• Problem description:
Skip all pictures, then print the remaining material exactly.
══ Supplied information ══
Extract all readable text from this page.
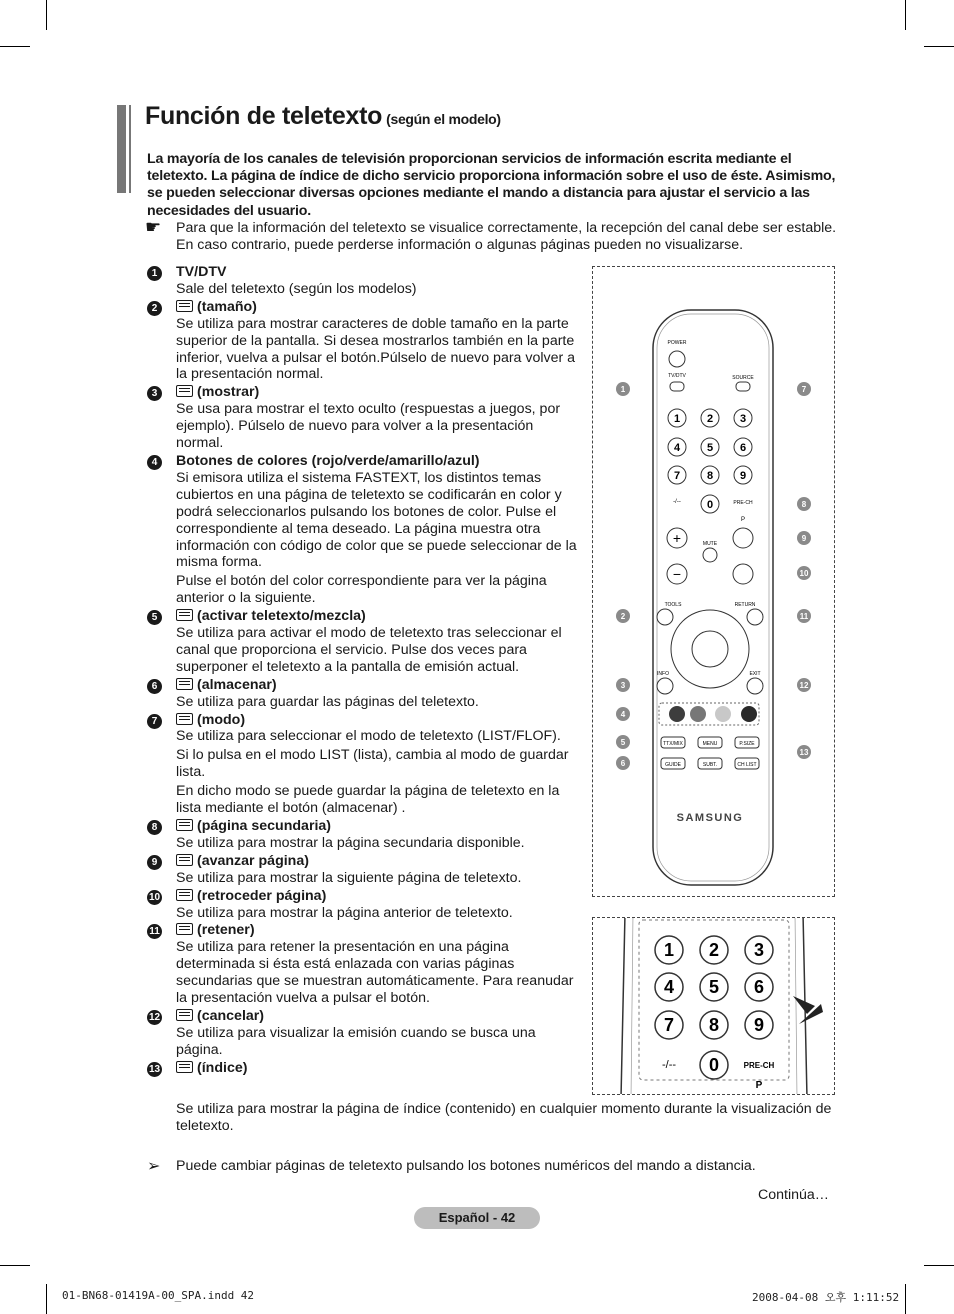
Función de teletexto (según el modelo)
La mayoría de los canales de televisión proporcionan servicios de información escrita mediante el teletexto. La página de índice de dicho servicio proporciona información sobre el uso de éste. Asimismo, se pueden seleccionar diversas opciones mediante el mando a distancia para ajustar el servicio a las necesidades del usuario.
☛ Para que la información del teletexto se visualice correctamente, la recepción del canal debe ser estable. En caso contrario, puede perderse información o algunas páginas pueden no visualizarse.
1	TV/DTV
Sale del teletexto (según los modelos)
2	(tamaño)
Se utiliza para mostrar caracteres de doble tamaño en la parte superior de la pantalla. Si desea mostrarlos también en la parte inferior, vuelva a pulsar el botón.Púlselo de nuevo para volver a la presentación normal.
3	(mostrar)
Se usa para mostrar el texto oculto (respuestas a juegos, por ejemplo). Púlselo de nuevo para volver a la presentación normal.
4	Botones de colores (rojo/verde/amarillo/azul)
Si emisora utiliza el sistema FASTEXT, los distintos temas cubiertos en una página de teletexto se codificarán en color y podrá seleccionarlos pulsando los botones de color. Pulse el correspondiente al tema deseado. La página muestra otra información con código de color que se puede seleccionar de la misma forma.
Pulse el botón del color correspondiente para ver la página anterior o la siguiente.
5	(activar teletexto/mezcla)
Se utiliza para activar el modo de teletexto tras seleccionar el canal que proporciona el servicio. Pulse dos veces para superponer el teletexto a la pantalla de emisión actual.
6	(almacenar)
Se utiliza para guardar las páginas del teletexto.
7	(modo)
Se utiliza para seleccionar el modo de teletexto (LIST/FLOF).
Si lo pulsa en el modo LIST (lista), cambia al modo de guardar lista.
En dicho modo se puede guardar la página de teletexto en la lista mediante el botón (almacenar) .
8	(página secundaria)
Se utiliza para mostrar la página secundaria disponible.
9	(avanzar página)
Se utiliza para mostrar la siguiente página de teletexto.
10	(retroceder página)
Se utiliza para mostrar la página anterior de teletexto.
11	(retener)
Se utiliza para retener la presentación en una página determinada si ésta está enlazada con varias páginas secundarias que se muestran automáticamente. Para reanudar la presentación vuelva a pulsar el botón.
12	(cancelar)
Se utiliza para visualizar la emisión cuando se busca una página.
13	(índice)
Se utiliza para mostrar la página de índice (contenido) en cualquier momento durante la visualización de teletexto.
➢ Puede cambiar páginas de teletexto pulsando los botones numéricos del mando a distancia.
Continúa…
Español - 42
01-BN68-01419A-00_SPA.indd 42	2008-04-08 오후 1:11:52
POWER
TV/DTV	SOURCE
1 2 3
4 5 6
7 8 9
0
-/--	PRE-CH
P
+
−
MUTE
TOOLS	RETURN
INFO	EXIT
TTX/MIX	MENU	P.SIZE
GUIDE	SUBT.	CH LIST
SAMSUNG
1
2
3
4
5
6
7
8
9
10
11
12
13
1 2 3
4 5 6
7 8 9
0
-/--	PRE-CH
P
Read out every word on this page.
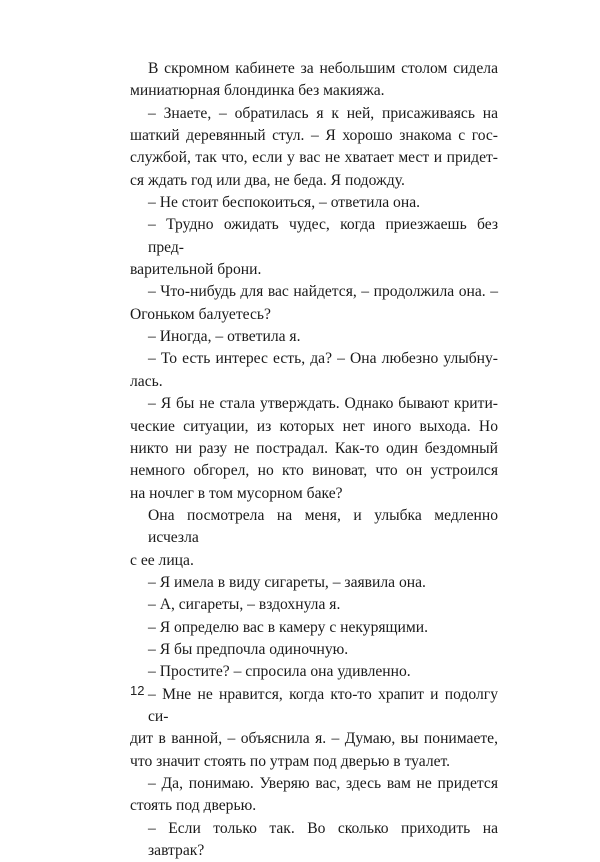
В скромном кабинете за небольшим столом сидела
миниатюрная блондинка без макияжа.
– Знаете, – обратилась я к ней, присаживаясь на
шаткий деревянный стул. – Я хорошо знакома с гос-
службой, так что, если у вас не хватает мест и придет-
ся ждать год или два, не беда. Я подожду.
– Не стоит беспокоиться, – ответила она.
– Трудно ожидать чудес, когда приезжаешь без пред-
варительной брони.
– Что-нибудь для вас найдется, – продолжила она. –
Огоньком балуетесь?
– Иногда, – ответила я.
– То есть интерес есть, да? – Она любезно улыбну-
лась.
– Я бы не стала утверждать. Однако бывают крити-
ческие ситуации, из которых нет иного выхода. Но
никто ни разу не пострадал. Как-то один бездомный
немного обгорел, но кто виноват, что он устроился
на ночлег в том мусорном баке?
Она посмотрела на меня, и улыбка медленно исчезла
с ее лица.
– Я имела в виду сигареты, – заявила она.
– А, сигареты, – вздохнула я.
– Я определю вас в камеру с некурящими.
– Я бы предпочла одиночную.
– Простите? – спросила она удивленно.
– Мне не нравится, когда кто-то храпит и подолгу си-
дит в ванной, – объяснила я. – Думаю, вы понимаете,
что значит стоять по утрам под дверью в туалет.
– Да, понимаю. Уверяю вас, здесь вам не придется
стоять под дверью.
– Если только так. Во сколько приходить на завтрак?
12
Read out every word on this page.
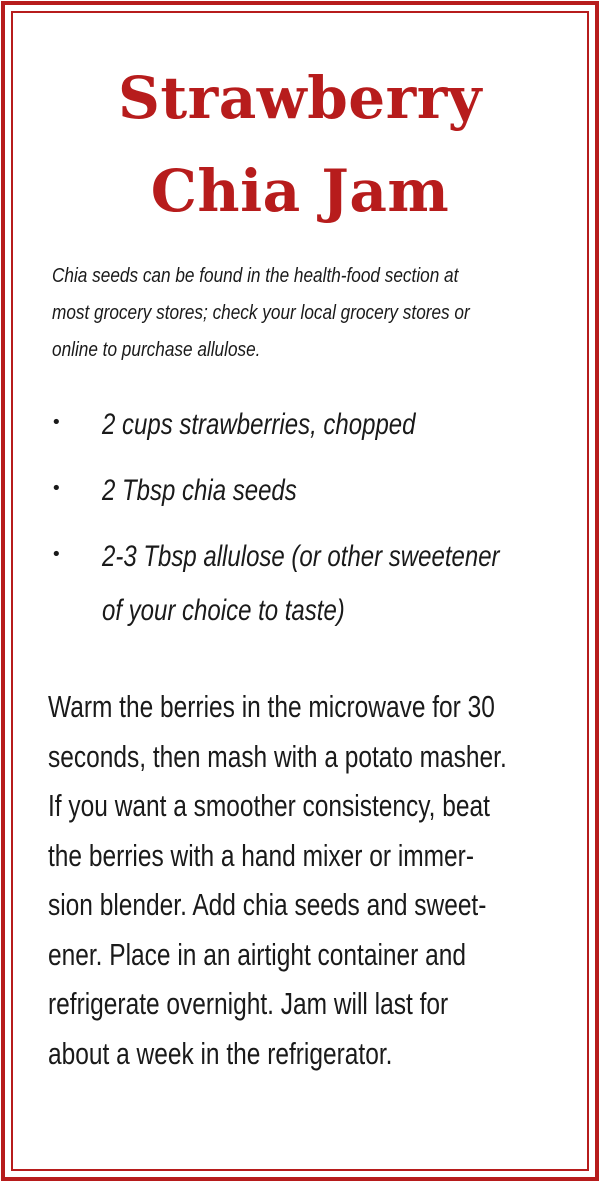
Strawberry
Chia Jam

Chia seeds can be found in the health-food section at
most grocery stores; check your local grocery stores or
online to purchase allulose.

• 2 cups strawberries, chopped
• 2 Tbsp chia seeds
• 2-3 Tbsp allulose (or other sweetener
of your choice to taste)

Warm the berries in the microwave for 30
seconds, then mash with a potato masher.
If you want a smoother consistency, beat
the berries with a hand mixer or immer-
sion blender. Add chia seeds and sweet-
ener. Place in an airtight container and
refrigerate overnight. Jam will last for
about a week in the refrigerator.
═══
• The output:
Extract all readable text from this page.
Función de teletexto (según el modelo)
La mayoría de los canales de televisión proporcionan servicios de información escrita mediante el teletexto. La página de índice de dicho servicio proporciona información sobre el uso de éste. Asimismo, se pueden seleccionar diversas opciones mediante el mando a distancia para ajustar el servicio a las necesidades del usuario.
☛ Para que la información del teletexto se visualice correctamente, la recepción del canal debe ser estable. En caso contrario, puede perderse información o algunas páginas pueden no visualizarse.
1	TV/DTV
Sale del teletexto (según los modelos)
2	(tamaño)
Se utiliza para mostrar caracteres de doble tamaño en la parte superior de la pantalla. Si desea mostrarlos también en la parte inferior, vuelva a pulsar el botón.Púlselo de nuevo para volver a la presentación normal.
3	(mostrar)
Se usa para mostrar el texto oculto (respuestas a juegos, por ejemplo). Púlselo de nuevo para volver a la presentación normal.
4	Botones de colores (rojo/verde/amarillo/azul)
Si emisora utiliza el sistema FASTEXT, los distintos temas cubiertos en una página de teletexto se codificarán en color y podrá seleccionarlos pulsando los botones de color. Pulse el correspondiente al tema deseado. La página muestra otra información con código de color que se puede seleccionar de la misma forma.
Pulse el botón del color correspondiente para ver la página anterior o la siguiente.
5	(activar teletexto/mezcla)
Se utiliza para activar el modo de teletexto tras seleccionar el canal que proporciona el servicio. Pulse dos veces para superponer el teletexto a la pantalla de emisión actual.
6	(almacenar)
Se utiliza para guardar las páginas del teletexto.
7	(modo)
Se utiliza para seleccionar el modo de teletexto (LIST/FLOF).
Si lo pulsa en el modo LIST (lista), cambia al modo de guardar lista.
En dicho modo se puede guardar la página de teletexto en la lista mediante el botón (almacenar) .
8	(página secundaria)
Se utiliza para mostrar la página secundaria disponible.
9	(avanzar página)
Se utiliza para mostrar la siguiente página de teletexto.
10	(retroceder página)
Se utiliza para mostrar la página anterior de teletexto.
11	(retener)
Se utiliza para retener la presentación en una página determinada si ésta está enlazada con varias páginas secundarias que se muestran automáticamente. Para reanudar la presentación vuelva a pulsar el botón.
12	(cancelar)
Se utiliza para visualizar la emisión cuando se busca una página.
13	(índice)
Se utiliza para mostrar la página de índice (contenido) en cualquier momento durante la visualización de teletexto.
➢ Puede cambiar páginas de teletexto pulsando los botones numéricos del mando a distancia.
Continúa…
Español - 42
01-BN68-01419A-00_SPA.indd 42	2008-04-08 오후 1:11:52
POWER
TV/DTV	SOURCE
1 2 3
4 5 6
7 8 9
0
-/--	PRE-CH
P
+
−
MUTE
TOOLS	RETURN
INFO	EXIT
TTX/MIX	MENU	P.SIZE
GUIDE	SUBT.	CH LIST
SAMSUNG
1
2
3
4
5
6
7
8
9
10
11
12
13
1 2 3
4 5 6
7 8 9
0
-/--	PRE-CH
P
Read out every word on this page.
В скромном кабинете за небольшим столом сидела
миниатюрная блондинка без макияжа.
– Знаете, – обратилась я к ней, присаживаясь на
шаткий деревянный стул. – Я хорошо знакома с гос-
службой, так что, если у вас не хватает мест и придет-
ся ждать год или два, не беда. Я подожду.
– Не стоит беспокоиться, – ответила она.
– Трудно ожидать чудес, когда приезжаешь без пред-
варительной брони.
– Что-нибудь для вас найдется, – продолжила она. –
Огоньком балуетесь?
– Иногда, – ответила я.
– То есть интерес есть, да? – Она любезно улыбну-
лась.
– Я бы не стала утверждать. Однако бывают крити-
ческие ситуации, из которых нет иного выхода. Но
никто ни разу не пострадал. Как-то один бездомный
немного обгорел, но кто виноват, что он устроился
на ночлег в том мусорном баке?
Она посмотрела на меня, и улыбка медленно исчезла
с ее лица.
– Я имела в виду сигареты, – заявила она.
– А, сигареты, – вздохнула я.
– Я определю вас в камеру с некурящими.
– Я бы предпочла одиночную.
– Простите? – спросила она удивленно.
– Мне не нравится, когда кто-то храпит и подолгу си-
дит в ванной, – объяснила я. – Думаю, вы понимаете,
что значит стоять по утрам под дверью в туалет.
– Да, понимаю. Уверяю вас, здесь вам не придется
стоять под дверью.
– Если только так. Во сколько приходить на завтрак?
12
Read out every word on this page.
Strawberry
Chia Jam

Chia seeds can be found in the health-food section at
most grocery stores; check your local grocery stores or
online to purchase allulose.

• 2 cups strawberries, chopped
• 2 Tbsp chia seeds
• 2-3 Tbsp allulose (or other sweetener
of your choice to taste)

Warm the berries in the microwave for 30
seconds, then mash with a potato masher.
If you want a smoother consistency, beat
the berries with a hand mixer or immer-
sion blender. Add chia seeds and sweet-
ener. Place in an airtight container and
refrigerate overnight. Jam will last for
about a week in the refrigerator.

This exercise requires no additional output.